▶ TASK DIRECTIONS: Lines that include the word "reactions" are the ones to copy.

▶ ROWS:
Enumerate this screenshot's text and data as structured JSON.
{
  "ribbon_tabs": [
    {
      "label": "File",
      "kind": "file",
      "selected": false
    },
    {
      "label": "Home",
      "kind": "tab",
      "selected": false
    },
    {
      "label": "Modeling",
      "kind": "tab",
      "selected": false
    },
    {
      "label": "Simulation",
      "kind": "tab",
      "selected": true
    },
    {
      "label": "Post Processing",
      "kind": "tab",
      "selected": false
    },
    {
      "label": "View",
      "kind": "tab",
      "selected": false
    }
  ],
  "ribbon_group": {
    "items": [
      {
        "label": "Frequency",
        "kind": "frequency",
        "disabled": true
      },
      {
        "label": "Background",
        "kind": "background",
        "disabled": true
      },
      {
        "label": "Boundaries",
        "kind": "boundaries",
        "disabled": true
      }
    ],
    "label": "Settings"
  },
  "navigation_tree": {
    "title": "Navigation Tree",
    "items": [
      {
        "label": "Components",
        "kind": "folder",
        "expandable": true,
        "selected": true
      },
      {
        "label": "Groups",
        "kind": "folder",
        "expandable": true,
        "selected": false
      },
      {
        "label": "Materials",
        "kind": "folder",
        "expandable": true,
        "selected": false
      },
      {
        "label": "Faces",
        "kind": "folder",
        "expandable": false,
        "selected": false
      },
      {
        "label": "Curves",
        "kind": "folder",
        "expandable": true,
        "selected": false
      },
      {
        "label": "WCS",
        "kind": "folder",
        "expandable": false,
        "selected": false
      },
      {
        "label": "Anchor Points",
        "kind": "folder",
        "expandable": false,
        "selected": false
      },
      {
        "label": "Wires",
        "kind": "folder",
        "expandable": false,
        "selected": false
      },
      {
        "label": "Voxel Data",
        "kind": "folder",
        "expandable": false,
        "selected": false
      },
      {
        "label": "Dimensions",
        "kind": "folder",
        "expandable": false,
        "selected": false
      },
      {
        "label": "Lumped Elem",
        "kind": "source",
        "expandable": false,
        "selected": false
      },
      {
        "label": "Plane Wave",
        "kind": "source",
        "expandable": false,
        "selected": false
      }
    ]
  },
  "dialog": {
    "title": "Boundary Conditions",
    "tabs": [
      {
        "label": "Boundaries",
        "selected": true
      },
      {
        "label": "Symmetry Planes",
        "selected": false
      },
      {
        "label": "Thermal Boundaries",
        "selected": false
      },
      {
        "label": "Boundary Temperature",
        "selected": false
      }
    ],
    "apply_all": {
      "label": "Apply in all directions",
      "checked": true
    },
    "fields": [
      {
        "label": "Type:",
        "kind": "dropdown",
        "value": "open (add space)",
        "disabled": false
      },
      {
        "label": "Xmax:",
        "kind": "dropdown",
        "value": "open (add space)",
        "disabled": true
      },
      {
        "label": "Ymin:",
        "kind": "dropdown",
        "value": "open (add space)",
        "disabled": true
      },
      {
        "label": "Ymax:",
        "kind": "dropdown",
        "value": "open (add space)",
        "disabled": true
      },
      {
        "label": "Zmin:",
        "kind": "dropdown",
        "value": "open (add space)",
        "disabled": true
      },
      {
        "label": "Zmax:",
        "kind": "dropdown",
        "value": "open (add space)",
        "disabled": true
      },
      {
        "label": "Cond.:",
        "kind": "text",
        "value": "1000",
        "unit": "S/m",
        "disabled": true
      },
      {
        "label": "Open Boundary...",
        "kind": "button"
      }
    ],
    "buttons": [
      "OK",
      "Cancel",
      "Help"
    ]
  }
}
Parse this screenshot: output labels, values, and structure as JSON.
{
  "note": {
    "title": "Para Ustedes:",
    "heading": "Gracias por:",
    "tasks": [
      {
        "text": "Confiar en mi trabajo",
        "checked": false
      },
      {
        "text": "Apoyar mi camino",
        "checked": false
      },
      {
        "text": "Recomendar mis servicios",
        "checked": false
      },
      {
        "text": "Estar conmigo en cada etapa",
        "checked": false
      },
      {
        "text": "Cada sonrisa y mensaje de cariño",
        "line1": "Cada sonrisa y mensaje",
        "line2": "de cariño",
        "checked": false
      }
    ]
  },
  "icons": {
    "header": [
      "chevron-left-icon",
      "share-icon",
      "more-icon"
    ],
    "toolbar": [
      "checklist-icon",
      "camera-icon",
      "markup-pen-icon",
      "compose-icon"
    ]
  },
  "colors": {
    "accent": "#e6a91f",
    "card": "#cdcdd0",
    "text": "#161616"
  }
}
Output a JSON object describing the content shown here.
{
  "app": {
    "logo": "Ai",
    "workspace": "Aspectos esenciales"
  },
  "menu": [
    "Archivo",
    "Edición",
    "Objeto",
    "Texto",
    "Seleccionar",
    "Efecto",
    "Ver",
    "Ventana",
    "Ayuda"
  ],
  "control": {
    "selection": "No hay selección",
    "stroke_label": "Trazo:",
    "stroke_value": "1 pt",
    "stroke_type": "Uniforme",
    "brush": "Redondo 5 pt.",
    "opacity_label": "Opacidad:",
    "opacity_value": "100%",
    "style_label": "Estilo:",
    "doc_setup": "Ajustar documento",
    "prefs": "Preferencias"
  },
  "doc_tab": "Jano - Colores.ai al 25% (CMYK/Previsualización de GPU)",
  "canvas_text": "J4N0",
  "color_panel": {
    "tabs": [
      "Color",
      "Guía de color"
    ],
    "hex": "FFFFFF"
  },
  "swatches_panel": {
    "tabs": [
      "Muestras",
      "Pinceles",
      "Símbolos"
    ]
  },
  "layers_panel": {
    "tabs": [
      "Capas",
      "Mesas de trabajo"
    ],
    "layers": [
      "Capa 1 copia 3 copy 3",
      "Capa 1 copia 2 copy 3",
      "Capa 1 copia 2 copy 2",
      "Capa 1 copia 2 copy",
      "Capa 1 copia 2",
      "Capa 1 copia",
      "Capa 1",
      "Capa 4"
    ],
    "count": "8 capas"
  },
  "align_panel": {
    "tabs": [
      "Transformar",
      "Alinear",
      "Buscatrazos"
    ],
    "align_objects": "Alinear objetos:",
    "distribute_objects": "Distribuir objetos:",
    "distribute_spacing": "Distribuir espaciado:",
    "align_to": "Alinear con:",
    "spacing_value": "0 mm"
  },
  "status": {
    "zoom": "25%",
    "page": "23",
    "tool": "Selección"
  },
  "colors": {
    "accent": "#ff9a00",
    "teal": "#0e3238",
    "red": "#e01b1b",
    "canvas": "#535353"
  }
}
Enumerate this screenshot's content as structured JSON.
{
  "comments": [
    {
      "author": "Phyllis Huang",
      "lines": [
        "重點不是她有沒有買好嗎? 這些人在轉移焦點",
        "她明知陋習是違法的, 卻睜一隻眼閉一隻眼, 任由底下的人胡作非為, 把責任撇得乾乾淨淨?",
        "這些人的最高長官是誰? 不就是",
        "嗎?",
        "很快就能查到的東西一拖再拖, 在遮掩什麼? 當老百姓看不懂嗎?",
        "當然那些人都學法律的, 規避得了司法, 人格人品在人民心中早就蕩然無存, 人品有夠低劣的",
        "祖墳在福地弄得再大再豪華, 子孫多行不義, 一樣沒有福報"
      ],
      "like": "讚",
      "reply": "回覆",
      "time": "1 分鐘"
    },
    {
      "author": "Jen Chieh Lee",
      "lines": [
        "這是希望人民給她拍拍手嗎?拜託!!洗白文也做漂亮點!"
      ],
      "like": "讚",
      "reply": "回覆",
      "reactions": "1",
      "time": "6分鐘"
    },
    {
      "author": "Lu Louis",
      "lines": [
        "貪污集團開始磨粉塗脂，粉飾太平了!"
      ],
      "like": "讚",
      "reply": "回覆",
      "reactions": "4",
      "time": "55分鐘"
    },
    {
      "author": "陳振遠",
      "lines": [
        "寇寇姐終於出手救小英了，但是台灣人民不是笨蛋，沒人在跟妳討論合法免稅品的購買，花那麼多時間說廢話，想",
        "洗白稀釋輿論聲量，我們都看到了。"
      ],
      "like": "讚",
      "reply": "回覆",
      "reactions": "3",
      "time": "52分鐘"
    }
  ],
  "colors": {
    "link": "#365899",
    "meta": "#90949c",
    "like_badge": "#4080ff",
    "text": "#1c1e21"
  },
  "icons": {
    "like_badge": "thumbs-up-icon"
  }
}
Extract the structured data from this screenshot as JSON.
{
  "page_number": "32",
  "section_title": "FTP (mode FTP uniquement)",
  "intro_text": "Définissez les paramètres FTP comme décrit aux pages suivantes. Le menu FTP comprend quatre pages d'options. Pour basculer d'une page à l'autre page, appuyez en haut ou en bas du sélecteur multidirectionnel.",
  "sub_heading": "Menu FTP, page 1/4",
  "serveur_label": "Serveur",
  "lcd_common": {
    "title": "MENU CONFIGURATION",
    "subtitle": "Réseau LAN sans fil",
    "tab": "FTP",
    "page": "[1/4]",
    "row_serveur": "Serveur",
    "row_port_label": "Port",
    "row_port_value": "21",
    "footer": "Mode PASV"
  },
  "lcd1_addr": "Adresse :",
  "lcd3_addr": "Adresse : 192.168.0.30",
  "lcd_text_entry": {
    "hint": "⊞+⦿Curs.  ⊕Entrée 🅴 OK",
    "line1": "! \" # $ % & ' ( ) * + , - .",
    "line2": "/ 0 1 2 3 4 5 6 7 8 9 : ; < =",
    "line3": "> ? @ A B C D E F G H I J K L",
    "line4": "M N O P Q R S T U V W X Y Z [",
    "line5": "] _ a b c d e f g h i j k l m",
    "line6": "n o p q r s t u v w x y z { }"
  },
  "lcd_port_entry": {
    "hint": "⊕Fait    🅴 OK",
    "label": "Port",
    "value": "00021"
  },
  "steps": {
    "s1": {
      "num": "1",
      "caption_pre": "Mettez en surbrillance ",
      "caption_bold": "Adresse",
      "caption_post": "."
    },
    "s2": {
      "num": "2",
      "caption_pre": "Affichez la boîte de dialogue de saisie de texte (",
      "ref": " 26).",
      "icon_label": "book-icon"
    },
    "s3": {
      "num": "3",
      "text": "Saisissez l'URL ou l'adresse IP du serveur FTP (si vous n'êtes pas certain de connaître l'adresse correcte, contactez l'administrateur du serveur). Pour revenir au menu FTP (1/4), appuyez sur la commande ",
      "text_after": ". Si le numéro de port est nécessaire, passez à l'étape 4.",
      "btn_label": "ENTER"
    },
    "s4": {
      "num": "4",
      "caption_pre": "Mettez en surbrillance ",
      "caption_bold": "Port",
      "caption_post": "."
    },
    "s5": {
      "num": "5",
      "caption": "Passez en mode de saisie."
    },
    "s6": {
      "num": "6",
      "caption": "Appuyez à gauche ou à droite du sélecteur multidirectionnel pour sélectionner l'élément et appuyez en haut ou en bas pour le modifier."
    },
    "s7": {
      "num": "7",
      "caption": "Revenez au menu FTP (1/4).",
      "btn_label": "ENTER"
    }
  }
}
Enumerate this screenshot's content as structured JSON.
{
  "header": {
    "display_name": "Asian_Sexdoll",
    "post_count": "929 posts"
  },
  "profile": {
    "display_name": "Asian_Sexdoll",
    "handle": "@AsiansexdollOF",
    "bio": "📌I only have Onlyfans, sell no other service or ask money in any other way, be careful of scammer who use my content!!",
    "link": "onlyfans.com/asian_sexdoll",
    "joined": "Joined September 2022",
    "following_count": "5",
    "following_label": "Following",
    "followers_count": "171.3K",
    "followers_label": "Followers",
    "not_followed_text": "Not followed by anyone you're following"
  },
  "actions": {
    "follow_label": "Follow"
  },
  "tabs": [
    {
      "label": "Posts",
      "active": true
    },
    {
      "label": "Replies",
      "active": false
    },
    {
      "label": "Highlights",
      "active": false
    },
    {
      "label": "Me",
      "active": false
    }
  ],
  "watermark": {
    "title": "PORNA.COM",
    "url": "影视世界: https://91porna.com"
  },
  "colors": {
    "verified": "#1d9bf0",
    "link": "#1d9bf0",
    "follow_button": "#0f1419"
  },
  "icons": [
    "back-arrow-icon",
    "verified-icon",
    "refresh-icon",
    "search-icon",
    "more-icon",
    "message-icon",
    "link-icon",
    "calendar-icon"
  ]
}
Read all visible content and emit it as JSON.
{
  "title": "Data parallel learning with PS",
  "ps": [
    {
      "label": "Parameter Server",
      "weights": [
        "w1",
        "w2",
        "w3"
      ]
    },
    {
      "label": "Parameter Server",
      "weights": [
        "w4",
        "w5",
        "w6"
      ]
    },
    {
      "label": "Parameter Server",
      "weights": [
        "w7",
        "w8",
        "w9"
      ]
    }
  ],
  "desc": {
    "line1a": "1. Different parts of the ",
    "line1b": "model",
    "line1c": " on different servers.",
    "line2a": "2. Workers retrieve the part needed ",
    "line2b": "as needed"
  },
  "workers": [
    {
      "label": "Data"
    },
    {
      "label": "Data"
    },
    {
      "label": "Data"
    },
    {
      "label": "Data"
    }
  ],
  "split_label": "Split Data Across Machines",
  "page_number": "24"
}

▶ SOLUTION FOR THIS TASK:
      "reactions": "1",
      "reactions": "4",
      "reactions": "3",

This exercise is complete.